Problem to solve ->
Each line that holds the word "Throughput" should be returned.

Input material ->
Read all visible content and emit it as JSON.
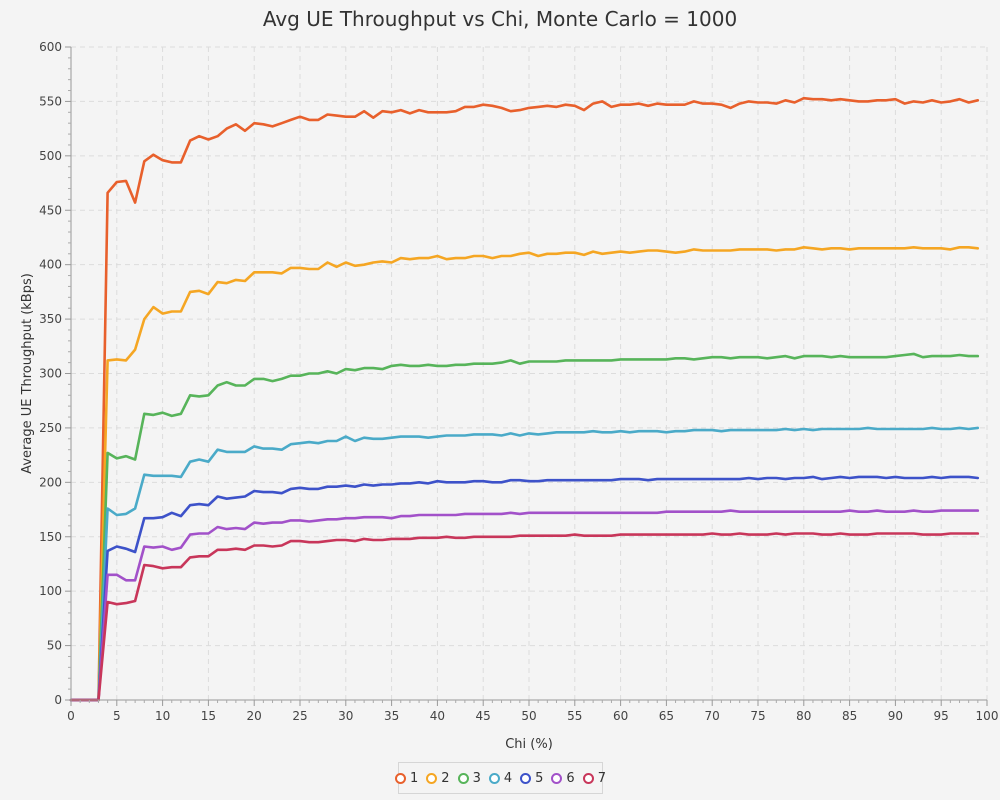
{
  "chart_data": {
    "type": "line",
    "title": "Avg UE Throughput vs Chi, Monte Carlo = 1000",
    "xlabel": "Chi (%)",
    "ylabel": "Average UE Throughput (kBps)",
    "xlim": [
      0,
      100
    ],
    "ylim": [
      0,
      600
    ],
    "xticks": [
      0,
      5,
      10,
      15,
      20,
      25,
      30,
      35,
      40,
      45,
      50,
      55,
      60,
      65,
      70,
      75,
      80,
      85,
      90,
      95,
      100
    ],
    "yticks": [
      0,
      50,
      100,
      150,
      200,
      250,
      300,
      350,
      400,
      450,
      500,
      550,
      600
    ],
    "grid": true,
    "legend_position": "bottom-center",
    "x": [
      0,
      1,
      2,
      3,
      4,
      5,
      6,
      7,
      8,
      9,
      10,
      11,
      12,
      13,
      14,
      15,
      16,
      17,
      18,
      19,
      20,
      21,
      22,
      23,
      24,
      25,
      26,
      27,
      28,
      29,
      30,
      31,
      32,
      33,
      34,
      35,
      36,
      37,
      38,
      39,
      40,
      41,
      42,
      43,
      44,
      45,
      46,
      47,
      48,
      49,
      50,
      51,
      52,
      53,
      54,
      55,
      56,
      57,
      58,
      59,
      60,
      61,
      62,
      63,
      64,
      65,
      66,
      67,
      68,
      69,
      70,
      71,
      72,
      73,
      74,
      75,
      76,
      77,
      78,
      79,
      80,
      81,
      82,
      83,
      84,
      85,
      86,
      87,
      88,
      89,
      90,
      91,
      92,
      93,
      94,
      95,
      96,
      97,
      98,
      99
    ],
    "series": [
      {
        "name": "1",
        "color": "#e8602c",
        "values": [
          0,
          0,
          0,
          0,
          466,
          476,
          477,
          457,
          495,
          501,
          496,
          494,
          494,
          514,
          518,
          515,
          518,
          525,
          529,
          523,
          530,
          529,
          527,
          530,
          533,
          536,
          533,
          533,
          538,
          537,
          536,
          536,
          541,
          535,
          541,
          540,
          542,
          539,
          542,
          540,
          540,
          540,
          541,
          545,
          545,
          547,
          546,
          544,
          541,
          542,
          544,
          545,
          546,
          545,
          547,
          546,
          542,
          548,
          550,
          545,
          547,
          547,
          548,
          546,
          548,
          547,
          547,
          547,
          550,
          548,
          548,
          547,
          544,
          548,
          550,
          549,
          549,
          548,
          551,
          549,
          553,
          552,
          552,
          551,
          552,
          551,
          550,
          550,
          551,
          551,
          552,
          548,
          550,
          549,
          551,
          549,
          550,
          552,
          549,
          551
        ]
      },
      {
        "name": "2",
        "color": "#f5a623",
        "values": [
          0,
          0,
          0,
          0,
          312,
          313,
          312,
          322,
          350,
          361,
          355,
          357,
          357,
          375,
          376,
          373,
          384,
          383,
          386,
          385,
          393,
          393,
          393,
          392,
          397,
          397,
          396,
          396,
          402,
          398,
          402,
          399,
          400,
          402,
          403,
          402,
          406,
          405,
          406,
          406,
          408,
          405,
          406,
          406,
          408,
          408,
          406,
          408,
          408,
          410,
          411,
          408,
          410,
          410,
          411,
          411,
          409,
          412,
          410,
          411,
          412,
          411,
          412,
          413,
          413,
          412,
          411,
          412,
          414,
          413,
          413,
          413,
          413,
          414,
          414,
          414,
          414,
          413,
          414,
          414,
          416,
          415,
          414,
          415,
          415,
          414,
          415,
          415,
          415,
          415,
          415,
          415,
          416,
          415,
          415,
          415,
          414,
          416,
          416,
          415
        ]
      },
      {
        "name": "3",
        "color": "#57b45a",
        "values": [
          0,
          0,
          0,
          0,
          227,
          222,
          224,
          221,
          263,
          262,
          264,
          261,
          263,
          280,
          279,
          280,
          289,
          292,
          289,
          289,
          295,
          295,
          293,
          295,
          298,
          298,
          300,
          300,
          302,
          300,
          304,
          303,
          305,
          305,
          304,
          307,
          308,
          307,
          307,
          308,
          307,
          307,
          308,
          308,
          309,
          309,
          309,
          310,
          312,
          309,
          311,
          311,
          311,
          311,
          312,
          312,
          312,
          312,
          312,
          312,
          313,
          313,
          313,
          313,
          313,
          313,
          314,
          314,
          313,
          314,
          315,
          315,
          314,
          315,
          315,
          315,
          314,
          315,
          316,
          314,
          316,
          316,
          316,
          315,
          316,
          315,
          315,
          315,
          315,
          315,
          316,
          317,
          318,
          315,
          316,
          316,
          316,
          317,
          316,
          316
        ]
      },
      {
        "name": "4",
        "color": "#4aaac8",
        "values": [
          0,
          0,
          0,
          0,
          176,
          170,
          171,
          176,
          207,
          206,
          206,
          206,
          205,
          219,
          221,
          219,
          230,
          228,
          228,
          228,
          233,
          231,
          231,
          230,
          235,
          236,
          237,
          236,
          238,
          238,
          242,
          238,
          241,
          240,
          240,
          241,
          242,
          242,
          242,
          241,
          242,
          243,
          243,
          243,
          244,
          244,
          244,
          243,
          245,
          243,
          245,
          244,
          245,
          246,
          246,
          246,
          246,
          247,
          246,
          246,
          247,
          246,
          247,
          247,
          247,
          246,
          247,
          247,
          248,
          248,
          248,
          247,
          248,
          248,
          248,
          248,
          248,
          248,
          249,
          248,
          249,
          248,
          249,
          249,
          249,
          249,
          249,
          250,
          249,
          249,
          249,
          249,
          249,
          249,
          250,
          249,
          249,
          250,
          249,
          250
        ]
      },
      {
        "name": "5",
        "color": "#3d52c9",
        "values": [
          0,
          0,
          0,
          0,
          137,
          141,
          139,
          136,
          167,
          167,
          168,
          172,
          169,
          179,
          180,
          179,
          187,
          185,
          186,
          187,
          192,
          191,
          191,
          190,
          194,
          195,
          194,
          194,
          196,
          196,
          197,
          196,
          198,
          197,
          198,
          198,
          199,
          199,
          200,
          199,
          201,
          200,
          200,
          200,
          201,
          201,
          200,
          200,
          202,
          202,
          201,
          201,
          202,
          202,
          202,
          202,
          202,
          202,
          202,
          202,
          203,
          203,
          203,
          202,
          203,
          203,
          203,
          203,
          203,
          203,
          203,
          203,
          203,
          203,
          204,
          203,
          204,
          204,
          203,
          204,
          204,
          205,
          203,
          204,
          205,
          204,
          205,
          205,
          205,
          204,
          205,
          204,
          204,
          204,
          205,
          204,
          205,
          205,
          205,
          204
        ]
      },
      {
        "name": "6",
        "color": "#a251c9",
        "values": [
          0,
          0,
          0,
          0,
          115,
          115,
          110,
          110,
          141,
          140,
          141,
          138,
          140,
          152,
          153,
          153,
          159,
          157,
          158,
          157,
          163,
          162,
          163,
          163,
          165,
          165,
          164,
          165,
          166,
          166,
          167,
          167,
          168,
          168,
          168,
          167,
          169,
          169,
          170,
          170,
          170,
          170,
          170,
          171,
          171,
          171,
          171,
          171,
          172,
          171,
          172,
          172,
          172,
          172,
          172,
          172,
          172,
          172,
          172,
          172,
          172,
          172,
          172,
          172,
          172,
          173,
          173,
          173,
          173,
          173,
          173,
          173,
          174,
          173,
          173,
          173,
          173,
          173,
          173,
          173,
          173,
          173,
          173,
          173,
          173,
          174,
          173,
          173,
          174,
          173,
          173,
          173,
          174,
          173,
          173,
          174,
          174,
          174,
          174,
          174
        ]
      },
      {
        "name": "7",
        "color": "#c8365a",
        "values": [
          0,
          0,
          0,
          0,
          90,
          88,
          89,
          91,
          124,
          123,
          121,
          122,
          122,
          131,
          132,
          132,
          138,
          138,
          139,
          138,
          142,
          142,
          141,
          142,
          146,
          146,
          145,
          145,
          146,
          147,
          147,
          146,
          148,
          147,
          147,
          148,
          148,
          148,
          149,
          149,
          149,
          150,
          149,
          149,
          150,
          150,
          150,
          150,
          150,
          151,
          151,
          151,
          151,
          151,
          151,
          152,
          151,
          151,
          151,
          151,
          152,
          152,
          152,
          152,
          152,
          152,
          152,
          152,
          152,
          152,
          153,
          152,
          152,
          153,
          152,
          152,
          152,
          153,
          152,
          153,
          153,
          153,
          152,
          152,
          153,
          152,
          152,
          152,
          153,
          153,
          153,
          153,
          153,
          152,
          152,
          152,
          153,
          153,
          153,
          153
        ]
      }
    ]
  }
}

...

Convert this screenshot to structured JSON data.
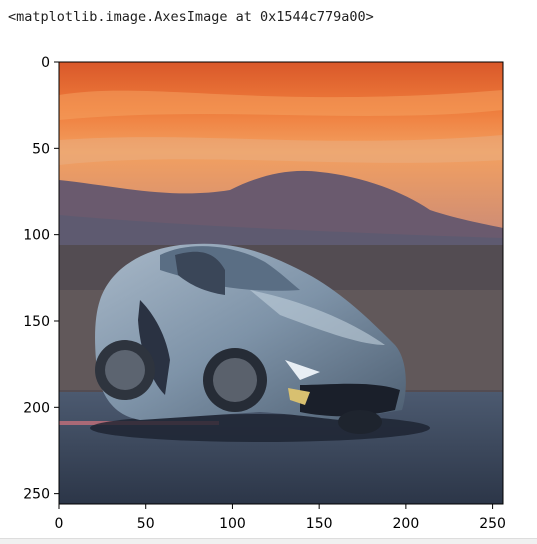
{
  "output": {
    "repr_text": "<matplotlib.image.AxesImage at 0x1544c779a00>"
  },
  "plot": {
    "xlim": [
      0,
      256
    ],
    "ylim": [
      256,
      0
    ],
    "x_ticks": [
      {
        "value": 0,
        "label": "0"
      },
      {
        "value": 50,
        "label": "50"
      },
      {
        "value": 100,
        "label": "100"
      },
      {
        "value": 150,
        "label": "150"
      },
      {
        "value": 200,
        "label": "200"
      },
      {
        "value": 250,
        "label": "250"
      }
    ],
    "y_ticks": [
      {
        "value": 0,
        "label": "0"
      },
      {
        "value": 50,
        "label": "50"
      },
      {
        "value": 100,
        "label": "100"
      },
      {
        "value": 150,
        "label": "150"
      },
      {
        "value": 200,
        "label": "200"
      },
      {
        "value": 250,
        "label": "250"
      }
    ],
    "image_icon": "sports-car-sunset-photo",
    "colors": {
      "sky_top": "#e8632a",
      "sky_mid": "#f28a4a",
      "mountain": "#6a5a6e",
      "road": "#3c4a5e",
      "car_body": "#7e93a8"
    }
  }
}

Task answer ->
    "title": "Avg UE Throughput vs Chi, Monte Carlo = 1000",
    "ylabel": "Average UE Throughput (kBps)",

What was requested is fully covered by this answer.